▶ EXERCISE OBJECTIVE
Scan the entries below for the word "icon". Copy each line that has it.

## begin RECORDS FOR PROCESSING

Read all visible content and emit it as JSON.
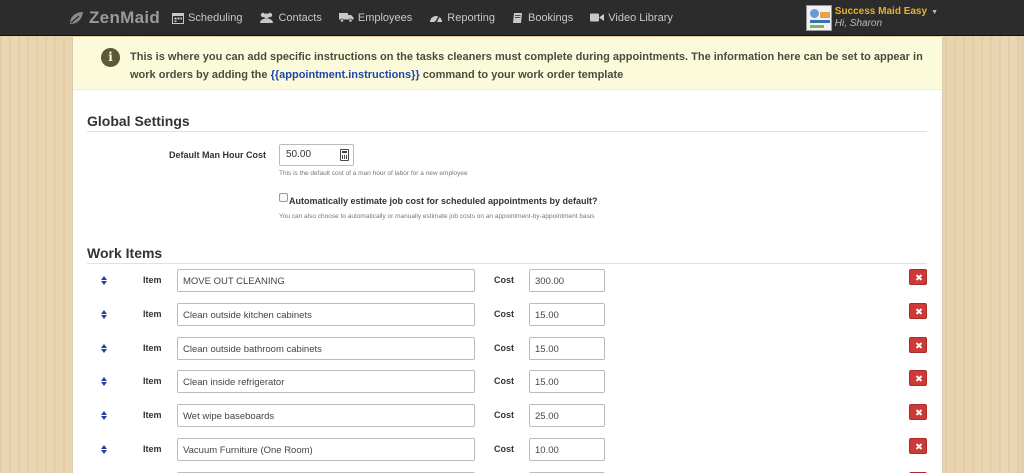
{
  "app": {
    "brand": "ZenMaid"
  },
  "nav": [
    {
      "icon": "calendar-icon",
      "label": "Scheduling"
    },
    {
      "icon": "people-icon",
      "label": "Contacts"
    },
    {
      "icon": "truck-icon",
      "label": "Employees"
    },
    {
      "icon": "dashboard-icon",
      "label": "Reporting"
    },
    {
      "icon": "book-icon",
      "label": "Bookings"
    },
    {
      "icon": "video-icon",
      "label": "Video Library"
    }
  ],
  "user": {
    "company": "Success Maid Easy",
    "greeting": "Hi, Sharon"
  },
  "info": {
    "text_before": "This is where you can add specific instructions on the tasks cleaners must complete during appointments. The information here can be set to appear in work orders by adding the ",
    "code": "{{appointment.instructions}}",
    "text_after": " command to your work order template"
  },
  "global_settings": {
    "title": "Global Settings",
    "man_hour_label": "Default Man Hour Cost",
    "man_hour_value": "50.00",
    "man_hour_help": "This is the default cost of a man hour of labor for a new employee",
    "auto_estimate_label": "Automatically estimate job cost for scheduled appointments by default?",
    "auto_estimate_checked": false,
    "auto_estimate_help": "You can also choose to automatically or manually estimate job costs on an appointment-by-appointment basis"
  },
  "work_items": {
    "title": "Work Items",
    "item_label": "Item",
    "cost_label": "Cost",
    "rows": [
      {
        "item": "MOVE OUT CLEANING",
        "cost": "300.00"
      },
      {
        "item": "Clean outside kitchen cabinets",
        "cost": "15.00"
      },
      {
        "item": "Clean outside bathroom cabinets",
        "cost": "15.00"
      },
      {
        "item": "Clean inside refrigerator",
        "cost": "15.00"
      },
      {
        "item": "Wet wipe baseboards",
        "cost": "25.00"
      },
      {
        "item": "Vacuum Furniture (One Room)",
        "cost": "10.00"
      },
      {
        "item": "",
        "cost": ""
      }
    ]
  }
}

## end RECORDS FOR PROCESSING

▶ RESPONSE TO THIS TASK
      "icon": "calendar-icon",
      "icon": "people-icon",
      "icon": "truck-icon",
      "icon": "dashboard-icon",
      "icon": "book-icon",
      "icon": "video-icon",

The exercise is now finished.